Copy every line in the records below that contains the word "Coburger".

=== Section Start ===

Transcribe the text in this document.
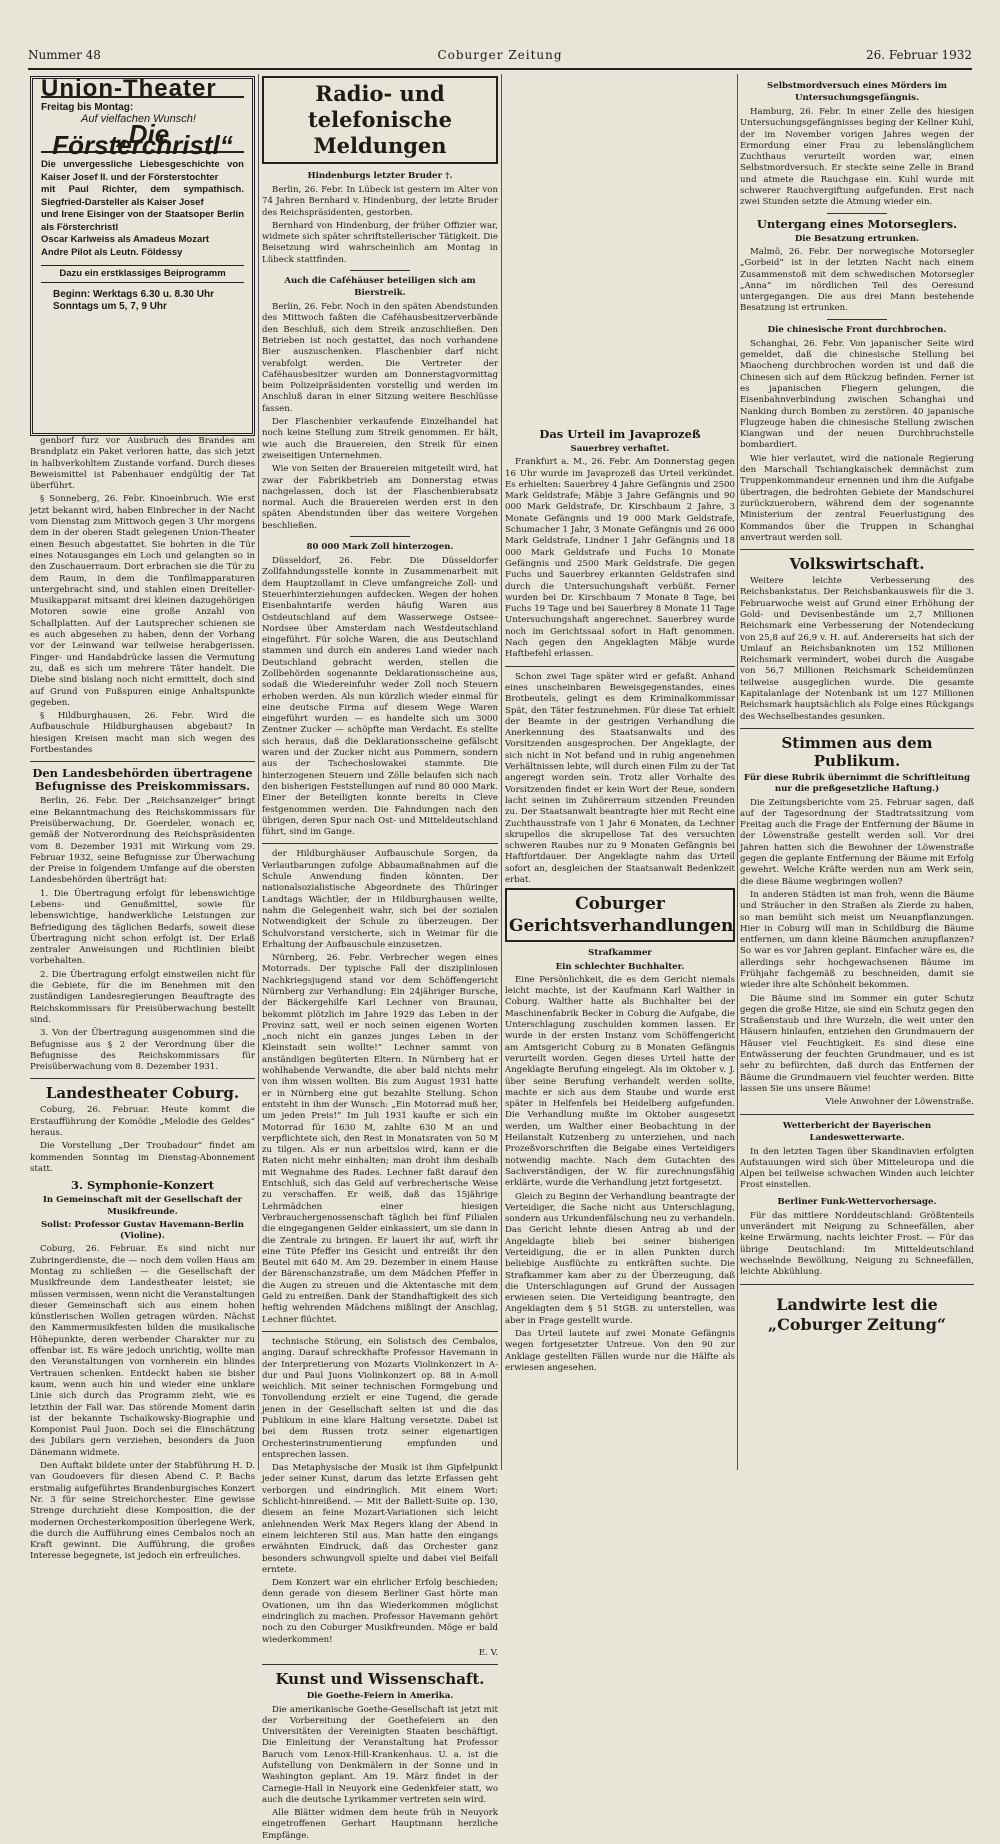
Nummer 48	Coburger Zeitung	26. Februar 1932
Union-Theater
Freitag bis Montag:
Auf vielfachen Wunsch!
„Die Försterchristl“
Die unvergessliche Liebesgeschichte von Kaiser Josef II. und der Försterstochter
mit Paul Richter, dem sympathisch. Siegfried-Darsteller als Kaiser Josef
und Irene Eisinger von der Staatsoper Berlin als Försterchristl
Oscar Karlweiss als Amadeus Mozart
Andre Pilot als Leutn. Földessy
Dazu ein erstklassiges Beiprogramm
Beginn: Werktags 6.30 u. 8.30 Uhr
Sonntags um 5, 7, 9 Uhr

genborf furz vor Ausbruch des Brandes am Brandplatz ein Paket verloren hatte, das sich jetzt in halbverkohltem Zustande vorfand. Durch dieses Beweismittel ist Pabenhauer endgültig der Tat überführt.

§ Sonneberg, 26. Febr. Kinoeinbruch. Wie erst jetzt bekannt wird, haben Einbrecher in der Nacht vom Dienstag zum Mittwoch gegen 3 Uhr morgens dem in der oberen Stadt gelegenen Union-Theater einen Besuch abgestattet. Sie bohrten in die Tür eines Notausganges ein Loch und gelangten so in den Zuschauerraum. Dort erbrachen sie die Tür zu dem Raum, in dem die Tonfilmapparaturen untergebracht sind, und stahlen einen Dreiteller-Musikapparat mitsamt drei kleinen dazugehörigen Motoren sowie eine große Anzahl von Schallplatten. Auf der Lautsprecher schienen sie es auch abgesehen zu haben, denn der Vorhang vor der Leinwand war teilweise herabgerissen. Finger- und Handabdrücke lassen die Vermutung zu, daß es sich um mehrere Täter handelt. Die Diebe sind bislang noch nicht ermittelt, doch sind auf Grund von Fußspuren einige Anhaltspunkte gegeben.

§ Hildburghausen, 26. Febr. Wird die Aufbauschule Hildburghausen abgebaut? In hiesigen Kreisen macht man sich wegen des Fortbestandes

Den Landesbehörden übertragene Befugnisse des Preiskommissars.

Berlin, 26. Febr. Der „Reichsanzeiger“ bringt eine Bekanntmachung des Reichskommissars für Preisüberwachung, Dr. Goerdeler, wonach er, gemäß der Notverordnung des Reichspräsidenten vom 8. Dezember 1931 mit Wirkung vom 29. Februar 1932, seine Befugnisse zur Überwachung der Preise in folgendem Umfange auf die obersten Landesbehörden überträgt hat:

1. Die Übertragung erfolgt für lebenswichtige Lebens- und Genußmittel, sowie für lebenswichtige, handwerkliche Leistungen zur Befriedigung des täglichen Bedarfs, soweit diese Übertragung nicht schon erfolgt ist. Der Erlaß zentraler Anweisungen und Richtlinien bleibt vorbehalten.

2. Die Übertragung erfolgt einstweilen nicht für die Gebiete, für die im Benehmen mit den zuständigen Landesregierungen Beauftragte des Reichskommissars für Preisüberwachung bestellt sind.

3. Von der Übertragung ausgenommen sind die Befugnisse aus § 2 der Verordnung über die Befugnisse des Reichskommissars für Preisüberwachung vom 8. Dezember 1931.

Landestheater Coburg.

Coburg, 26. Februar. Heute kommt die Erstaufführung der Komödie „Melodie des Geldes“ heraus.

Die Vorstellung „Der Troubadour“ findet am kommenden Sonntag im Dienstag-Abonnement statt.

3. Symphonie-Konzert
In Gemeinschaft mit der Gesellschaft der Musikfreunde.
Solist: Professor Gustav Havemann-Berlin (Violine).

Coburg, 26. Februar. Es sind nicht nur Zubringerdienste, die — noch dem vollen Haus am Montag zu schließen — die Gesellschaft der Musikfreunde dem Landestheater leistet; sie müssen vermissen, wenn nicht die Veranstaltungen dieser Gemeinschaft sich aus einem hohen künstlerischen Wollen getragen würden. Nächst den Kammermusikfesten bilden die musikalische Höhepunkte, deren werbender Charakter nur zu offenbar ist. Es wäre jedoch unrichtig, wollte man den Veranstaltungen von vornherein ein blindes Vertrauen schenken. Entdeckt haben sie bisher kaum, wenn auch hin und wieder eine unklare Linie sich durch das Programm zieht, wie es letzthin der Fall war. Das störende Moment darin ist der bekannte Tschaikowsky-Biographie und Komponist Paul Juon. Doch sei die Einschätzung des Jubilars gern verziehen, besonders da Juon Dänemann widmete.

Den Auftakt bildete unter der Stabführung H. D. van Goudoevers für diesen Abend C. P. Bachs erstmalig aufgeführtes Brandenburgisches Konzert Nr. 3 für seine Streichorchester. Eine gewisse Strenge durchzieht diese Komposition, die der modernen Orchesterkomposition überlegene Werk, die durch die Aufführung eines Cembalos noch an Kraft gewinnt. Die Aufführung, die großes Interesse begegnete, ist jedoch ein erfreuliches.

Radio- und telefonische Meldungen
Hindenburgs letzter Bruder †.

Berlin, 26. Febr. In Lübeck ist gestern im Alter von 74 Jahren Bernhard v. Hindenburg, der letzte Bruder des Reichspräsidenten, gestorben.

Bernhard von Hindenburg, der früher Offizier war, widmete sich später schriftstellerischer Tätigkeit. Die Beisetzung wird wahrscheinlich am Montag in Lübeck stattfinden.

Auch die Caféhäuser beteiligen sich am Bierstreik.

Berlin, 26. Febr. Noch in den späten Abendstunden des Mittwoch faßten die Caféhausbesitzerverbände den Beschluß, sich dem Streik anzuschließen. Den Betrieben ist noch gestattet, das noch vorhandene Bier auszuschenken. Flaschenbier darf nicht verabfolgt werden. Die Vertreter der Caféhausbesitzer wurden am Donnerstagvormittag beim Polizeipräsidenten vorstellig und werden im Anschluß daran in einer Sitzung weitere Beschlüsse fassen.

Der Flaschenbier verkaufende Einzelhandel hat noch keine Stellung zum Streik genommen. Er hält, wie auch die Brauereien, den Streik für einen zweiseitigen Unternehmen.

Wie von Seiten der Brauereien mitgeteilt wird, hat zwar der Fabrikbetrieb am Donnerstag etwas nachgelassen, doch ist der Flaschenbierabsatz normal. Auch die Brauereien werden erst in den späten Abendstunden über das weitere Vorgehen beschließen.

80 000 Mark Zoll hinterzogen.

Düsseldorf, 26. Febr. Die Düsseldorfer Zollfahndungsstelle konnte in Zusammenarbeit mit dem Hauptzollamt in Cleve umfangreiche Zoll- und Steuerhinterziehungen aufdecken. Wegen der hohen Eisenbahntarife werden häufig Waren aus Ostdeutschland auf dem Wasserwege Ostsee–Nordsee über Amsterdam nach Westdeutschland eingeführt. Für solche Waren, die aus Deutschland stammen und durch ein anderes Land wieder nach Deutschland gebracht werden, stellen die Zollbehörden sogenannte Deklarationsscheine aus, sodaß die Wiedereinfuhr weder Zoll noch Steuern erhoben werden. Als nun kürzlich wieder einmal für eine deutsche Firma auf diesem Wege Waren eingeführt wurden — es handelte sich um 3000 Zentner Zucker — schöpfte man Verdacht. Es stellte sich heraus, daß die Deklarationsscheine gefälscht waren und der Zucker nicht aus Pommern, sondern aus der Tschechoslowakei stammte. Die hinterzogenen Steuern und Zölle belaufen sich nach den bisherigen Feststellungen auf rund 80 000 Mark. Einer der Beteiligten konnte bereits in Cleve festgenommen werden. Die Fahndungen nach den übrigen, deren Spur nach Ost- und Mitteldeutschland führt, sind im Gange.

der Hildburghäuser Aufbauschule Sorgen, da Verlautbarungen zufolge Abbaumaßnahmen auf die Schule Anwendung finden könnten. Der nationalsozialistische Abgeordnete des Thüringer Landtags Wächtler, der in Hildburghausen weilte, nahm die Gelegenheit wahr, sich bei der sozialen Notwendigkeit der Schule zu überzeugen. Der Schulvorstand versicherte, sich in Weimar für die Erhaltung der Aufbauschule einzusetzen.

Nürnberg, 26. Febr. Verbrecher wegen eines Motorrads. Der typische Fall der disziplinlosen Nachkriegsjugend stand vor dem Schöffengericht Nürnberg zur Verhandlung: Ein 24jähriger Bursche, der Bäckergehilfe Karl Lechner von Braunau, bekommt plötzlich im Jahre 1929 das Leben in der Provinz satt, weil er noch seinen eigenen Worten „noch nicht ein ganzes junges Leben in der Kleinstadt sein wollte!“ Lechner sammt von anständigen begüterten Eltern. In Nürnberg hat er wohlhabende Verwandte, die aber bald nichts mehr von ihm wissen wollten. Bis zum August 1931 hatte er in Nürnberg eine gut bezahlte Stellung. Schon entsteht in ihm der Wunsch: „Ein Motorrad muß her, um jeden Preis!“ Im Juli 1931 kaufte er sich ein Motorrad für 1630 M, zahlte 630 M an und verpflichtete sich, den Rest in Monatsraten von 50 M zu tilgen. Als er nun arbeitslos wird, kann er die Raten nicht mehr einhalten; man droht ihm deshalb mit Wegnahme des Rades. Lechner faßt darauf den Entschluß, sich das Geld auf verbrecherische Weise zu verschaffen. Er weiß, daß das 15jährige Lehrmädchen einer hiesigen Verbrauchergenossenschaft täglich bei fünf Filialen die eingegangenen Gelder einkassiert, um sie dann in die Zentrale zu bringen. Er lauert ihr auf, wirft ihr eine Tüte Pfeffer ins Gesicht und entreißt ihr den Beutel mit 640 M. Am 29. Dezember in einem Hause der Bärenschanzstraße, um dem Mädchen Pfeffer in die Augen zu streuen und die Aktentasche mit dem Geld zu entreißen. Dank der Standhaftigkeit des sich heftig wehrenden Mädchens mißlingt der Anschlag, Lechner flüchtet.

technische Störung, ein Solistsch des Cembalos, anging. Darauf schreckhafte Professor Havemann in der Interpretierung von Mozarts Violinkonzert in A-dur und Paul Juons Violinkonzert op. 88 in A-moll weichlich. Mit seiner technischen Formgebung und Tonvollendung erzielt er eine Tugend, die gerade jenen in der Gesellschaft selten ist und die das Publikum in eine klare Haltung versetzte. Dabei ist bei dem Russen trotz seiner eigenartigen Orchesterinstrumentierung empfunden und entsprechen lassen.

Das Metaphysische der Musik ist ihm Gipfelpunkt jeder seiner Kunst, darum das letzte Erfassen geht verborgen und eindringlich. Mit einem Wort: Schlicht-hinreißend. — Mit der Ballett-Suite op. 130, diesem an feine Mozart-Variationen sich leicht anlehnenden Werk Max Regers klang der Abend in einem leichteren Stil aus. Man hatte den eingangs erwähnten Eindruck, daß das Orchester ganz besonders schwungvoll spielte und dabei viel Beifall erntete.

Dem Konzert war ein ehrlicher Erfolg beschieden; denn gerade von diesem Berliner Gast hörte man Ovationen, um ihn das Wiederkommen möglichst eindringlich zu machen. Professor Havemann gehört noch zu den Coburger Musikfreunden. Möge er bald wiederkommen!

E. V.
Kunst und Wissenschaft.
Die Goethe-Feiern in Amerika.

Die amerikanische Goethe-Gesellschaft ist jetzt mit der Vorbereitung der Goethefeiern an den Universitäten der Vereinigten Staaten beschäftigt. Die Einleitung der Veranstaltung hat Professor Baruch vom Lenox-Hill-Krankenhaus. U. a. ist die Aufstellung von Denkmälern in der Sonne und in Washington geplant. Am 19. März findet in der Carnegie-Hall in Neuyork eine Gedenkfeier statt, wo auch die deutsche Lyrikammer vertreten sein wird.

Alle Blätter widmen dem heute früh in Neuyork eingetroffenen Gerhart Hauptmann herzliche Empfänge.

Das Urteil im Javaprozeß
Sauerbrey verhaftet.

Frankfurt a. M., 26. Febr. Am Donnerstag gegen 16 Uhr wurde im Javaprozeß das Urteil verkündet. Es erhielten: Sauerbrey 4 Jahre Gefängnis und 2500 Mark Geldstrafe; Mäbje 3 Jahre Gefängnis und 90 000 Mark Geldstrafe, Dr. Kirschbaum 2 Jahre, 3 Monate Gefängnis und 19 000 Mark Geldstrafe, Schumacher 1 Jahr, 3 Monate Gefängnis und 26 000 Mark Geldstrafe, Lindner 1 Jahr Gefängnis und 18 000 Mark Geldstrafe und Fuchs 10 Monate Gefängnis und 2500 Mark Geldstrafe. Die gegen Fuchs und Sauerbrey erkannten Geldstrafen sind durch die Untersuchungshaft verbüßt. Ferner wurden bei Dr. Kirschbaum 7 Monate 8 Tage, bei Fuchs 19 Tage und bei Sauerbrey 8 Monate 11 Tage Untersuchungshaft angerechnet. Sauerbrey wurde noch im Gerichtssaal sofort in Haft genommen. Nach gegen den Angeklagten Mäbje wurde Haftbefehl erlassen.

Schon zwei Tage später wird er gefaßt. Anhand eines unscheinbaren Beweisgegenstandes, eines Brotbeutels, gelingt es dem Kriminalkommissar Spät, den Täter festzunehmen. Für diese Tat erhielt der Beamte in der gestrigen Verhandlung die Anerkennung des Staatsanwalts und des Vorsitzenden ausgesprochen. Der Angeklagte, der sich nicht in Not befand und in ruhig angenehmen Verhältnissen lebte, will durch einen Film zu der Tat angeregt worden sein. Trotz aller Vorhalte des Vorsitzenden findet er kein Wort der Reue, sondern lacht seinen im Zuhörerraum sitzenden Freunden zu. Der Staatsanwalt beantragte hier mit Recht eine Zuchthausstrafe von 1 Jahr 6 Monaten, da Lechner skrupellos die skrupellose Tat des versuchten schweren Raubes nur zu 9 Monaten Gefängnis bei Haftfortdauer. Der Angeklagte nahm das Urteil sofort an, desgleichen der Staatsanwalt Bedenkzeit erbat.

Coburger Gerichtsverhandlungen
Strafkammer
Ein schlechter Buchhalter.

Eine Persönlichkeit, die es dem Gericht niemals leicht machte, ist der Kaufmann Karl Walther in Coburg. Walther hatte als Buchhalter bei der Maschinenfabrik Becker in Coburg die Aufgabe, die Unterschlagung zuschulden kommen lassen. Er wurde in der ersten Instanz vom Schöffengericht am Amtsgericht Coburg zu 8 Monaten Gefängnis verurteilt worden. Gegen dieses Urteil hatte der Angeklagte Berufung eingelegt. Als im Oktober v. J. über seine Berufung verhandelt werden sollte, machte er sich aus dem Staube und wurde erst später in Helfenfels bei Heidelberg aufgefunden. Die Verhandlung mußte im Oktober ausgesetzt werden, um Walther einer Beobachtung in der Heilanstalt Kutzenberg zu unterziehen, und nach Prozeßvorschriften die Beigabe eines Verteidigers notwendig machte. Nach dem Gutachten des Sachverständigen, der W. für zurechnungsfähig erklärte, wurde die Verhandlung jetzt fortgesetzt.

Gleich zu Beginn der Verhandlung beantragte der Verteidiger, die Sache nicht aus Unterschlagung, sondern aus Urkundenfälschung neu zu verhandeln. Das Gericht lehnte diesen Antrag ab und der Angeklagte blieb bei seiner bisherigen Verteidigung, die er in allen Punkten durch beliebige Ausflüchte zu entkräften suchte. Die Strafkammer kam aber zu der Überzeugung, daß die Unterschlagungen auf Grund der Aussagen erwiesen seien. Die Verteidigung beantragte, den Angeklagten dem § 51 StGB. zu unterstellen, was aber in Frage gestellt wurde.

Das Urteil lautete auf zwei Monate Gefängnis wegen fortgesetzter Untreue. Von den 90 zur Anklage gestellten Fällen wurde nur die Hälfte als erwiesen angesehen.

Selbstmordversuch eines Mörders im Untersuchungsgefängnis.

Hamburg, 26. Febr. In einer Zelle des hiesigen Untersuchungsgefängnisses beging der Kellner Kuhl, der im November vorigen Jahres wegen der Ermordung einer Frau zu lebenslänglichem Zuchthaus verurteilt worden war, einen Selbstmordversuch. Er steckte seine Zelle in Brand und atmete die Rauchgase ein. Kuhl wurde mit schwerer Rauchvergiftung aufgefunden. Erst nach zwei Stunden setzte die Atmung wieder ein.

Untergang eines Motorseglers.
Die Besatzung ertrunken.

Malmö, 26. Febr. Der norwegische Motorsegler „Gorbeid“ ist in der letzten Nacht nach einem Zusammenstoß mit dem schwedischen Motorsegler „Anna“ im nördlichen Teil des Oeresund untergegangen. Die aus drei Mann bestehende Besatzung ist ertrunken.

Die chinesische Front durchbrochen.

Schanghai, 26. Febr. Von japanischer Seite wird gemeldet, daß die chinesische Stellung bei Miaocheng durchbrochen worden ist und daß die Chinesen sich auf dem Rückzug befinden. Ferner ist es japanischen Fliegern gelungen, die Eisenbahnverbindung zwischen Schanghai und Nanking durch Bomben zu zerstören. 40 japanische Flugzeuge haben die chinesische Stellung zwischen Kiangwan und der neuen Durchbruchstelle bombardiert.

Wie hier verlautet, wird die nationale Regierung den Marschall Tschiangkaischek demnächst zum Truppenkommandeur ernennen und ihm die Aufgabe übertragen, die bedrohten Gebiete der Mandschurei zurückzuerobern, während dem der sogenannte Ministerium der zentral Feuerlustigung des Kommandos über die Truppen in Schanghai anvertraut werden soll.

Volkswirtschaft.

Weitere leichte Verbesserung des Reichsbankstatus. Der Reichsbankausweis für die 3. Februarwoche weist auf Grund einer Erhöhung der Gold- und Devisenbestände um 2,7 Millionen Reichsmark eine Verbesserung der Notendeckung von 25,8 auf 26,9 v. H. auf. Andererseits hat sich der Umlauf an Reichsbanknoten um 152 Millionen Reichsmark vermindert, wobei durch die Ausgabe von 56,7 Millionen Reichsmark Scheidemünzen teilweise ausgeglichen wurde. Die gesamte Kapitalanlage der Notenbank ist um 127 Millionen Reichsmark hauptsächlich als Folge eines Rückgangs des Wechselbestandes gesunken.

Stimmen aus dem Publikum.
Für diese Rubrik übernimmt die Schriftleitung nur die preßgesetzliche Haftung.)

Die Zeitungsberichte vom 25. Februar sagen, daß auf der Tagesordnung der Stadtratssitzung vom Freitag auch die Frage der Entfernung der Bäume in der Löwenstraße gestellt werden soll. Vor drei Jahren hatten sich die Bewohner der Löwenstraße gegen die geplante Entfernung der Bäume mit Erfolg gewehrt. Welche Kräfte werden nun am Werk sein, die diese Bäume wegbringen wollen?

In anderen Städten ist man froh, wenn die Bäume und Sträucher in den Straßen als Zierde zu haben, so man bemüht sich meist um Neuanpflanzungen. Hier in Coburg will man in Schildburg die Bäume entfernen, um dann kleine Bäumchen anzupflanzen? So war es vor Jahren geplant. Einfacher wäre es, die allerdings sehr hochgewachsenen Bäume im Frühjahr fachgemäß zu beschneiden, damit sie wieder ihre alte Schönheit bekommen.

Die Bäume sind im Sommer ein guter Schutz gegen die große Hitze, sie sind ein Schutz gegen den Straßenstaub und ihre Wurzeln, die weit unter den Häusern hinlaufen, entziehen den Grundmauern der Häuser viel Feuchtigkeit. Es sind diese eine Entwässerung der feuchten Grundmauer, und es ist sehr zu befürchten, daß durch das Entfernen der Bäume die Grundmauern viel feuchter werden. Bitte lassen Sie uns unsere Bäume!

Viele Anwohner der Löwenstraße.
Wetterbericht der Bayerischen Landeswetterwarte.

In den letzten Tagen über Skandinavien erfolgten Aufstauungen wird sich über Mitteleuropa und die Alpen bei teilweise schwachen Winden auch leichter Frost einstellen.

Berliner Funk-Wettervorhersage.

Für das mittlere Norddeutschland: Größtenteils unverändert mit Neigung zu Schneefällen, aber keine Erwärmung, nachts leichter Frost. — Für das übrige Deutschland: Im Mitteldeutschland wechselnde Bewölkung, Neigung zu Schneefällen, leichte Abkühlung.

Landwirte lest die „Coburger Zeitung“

=== Section End ===

> Solution
Nummer 48	Coburger Zeitung	26. Februar 1932
Dem Konzert war ein ehrlicher Erfolg beschieden; denn gerade von diesem Berliner Gast hörte man Ovationen, um ihn das Wiederkommen möglichst eindringlich zu machen. Professor Havemann gehört noch zu den Coburger Musikfreunden. Möge er bald wiederkommen!
Coburger Gerichtsverhandlungen
Landwirte lest die „Coburger Zeitung“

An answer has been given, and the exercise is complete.